(WORK TO DO)
The records that follow are to be transcribed in full, without their images.

(ENTRIES SHOWN)
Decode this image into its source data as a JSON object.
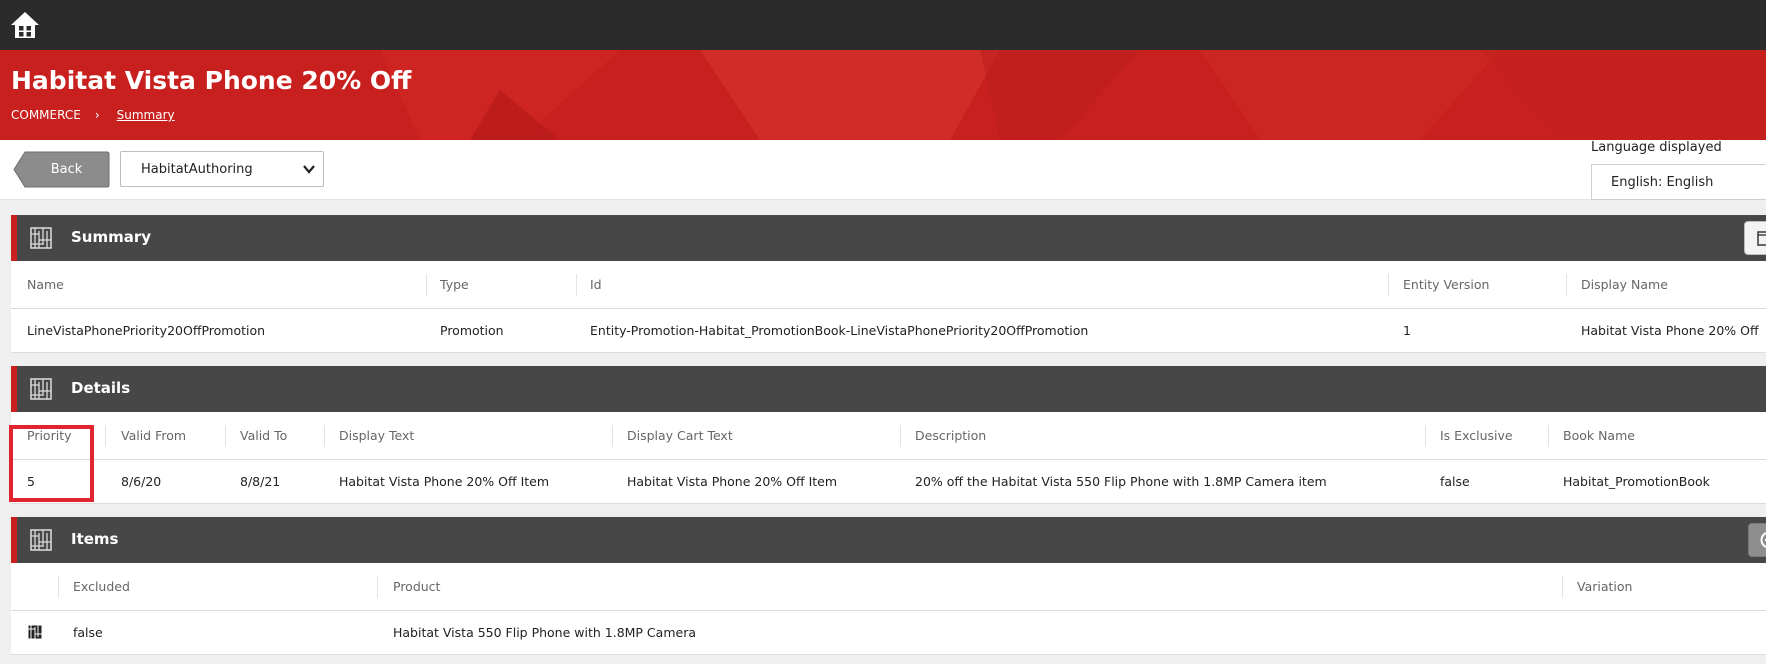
{
  "header": {
    "home_icon": "home-icon"
  },
  "banner": {
    "title": "Habitat Vista Phone 20% Off",
    "breadcrumb": [
      {
        "label": "COMMERCE"
      },
      {
        "label": "Summary"
      }
    ],
    "separator": "›",
    "color": "#c8201e"
  },
  "toolbar": {
    "back_label": "Back",
    "environment_select": "HabitatAuthoring",
    "language_label": "Language displayed",
    "language_value": "English: English"
  },
  "summary": {
    "title": "Summary",
    "columns": [
      "Name",
      "Type",
      "Id",
      "Entity Version",
      "Display Name"
    ],
    "row": [
      "LineVistaPhonePriority20OffPromotion",
      "Promotion",
      "Entity-Promotion-Habitat_PromotionBook-LineVistaPhonePriority20OffPromotion",
      "1",
      "Habitat Vista Phone 20% Off"
    ]
  },
  "details": {
    "title": "Details",
    "columns": [
      "Priority",
      "Valid From",
      "Valid To",
      "Display Text",
      "Display Cart Text",
      "Description",
      "Is Exclusive",
      "Book Name"
    ],
    "row": [
      "5",
      "8/6/20",
      "8/8/21",
      "Habitat Vista Phone 20% Off Item",
      "Habitat Vista Phone 20% Off Item",
      "20% off the Habitat Vista 550 Flip Phone with 1.8MP Camera item",
      "false",
      "Habitat_PromotionBook"
    ]
  },
  "items": {
    "title": "Items",
    "columns": [
      "Excluded",
      "Product",
      "Variation"
    ],
    "rows": [
      {
        "excluded": "false",
        "product": "Habitat Vista 550 Flip Phone with 1.8MP Camera",
        "variation": ""
      }
    ]
  },
  "annotation": {
    "highlight_color": "#e0252e"
  }
}
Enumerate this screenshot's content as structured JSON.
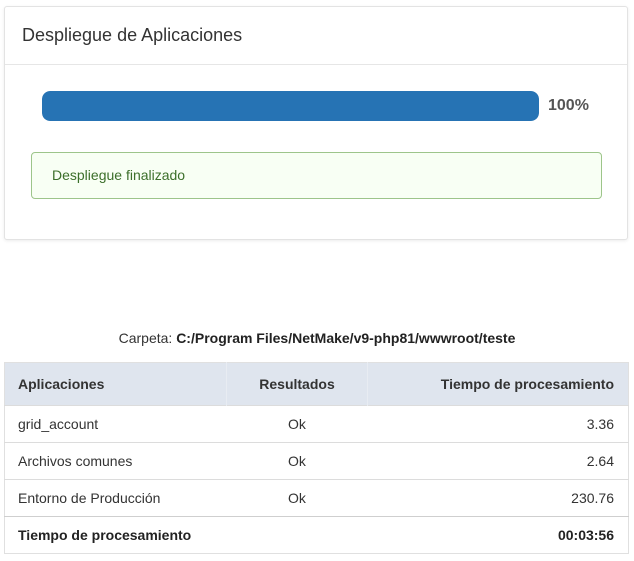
{
  "panel": {
    "title": "Despliegue de Aplicaciones",
    "progress_value": 100,
    "progress_label": "100%",
    "status_message": "Despliegue finalizado"
  },
  "folder": {
    "label": "Carpeta:",
    "path": "C:/Program Files/NetMake/v9-php81/wwwroot/teste"
  },
  "table": {
    "headers": [
      "Aplicaciones",
      "Resultados",
      "Tiempo de procesamiento"
    ],
    "rows": [
      [
        "grid_account",
        "Ok",
        "3.36"
      ],
      [
        "Archivos comunes",
        "Ok",
        "2.64"
      ],
      [
        "Entorno de Producción",
        "Ok",
        "230.76"
      ]
    ],
    "footer": {
      "label": "Tiempo de procesamiento",
      "value": "00:03:56"
    }
  },
  "colors": {
    "progress_fill": "#2673b4",
    "header_bg": "#dfe5ee",
    "alert_border": "#9dc58a",
    "alert_bg": "#f8fff4"
  }
}
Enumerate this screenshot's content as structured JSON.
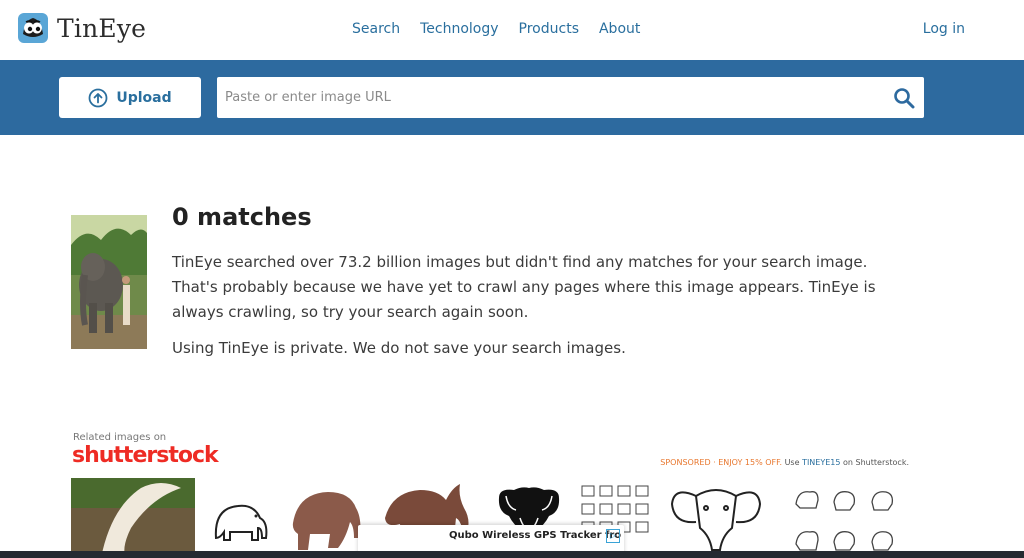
{
  "brand": {
    "name": "TinEye",
    "icon": "tineye-logo-icon"
  },
  "nav": {
    "items": [
      {
        "label": "Search"
      },
      {
        "label": "Technology"
      },
      {
        "label": "Products"
      },
      {
        "label": "About"
      }
    ],
    "login": "Log in"
  },
  "search": {
    "upload_label": "Upload",
    "upload_icon": "upload-arrow-icon",
    "url_placeholder": "Paste or enter image URL",
    "url_value": "",
    "search_icon": "magnifier-icon"
  },
  "result": {
    "title": "0 matches",
    "message": "TinEye searched over 73.2 billion images but didn't find any matches for your search image. That's probably because we have yet to crawl any pages where this image appears. TinEye is always crawling, so try your search again soon.",
    "privacy": "Using TinEye is private. We do not save your search images."
  },
  "related": {
    "label": "Related images on",
    "provider": "shutterstock",
    "sponsored": "SPONSORED · ENJOY 15% OFF.",
    "use_text": "Use",
    "code": "TINEYE15",
    "on_text": "on Shutterstock."
  },
  "ad": {
    "title": "Qubo Wireless GPS Tracker fro",
    "badge_icon": "adchoices-icon"
  },
  "colors": {
    "band": "#2d6a9f",
    "link": "#2a6f9e",
    "shutterstock_red": "#ee2b24",
    "sponsored_orange": "#e8772e"
  }
}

(RESULT FOR THIS TASK)
Decode this image into its source data as a JSON object.
{
  "header": {
    "home_icon": "home-icon"
  },
  "banner": {
    "title": "Habitat Vista Phone 20% Off",
    "breadcrumb": [
      {
        "label": "COMMERCE"
      },
      {
        "label": "Summary"
      }
    ],
    "separator": "›",
    "color": "#c8201e"
  },
  "toolbar": {
    "back_label": "Back",
    "environment_select": "HabitatAuthoring",
    "language_label": "Language displayed",
    "language_value": "English: English"
  },
  "summary": {
    "title": "Summary",
    "columns": [
      "Name",
      "Type",
      "Id",
      "Entity Version",
      "Display Name"
    ],
    "row": [
      "LineVistaPhonePriority20OffPromotion",
      "Promotion",
      "Entity-Promotion-Habitat_PromotionBook-LineVistaPhonePriority20OffPromotion",
      "1",
      "Habitat Vista Phone 20% Off"
    ]
  },
  "details": {
    "title": "Details",
    "columns": [
      "Priority",
      "Valid From",
      "Valid To",
      "Display Text",
      "Display Cart Text",
      "Description",
      "Is Exclusive",
      "Book Name"
    ],
    "row": [
      "5",
      "8/6/20",
      "8/8/21",
      "Habitat Vista Phone 20% Off Item",
      "Habitat Vista Phone 20% Off Item",
      "20% off the Habitat Vista 550 Flip Phone with 1.8MP Camera item",
      "false",
      "Habitat_PromotionBook"
    ]
  },
  "items": {
    "title": "Items",
    "columns": [
      "Excluded",
      "Product",
      "Variation"
    ],
    "rows": [
      {
        "excluded": "false",
        "product": "Habitat Vista 550 Flip Phone with 1.8MP Camera",
        "variation": ""
      }
    ]
  },
  "annotation": {
    "highlight_color": "#e0252e"
  }
}
Enumerate this screenshot's content as structured JSON.
{
  "panel": {
    "title": "Despliegue de Aplicaciones",
    "progress_value": 100,
    "progress_label": "100%",
    "status_message": "Despliegue finalizado"
  },
  "folder": {
    "label": "Carpeta:",
    "path": "C:/Program Files/NetMake/v9-php81/wwwroot/teste"
  },
  "table": {
    "headers": [
      "Aplicaciones",
      "Resultados",
      "Tiempo de procesamiento"
    ],
    "rows": [
      [
        "grid_account",
        "Ok",
        "3.36"
      ],
      [
        "Archivos comunes",
        "Ok",
        "2.64"
      ],
      [
        "Entorno de Producción",
        "Ok",
        "230.76"
      ]
    ],
    "footer": {
      "label": "Tiempo de procesamiento",
      "value": "00:03:56"
    }
  },
  "colors": {
    "progress_fill": "#2673b4",
    "header_bg": "#dfe5ee",
    "alert_border": "#9dc58a",
    "alert_bg": "#f8fff4"
  }
}
Enumerate this screenshot's content as structured JSON.
{
  "brand": {
    "name": "TinEye",
    "icon": "tineye-logo-icon"
  },
  "nav": {
    "items": [
      {
        "label": "Search"
      },
      {
        "label": "Technology"
      },
      {
        "label": "Products"
      },
      {
        "label": "About"
      }
    ],
    "login": "Log in"
  },
  "search": {
    "upload_label": "Upload",
    "upload_icon": "upload-arrow-icon",
    "url_placeholder": "Paste or enter image URL",
    "url_value": "",
    "search_icon": "magnifier-icon"
  },
  "result": {
    "title": "0 matches",
    "message": "TinEye searched over 73.2 billion images but didn't find any matches for your search image. That's probably because we have yet to crawl any pages where this image appears. TinEye is always crawling, so try your search again soon.",
    "privacy": "Using TinEye is private. We do not save your search images."
  },
  "related": {
    "label": "Related images on",
    "provider": "shutterstock",
    "sponsored": "SPONSORED · ENJOY 15% OFF.",
    "use_text": "Use",
    "code": "TINEYE15",
    "on_text": "on Shutterstock."
  },
  "ad": {
    "title": "Qubo Wireless GPS Tracker fro",
    "badge_icon": "adchoices-icon"
  },
  "colors": {
    "band": "#2d6a9f",
    "link": "#2a6f9e",
    "shutterstock_red": "#ee2b24",
    "sponsored_orange": "#e8772e"
  }
}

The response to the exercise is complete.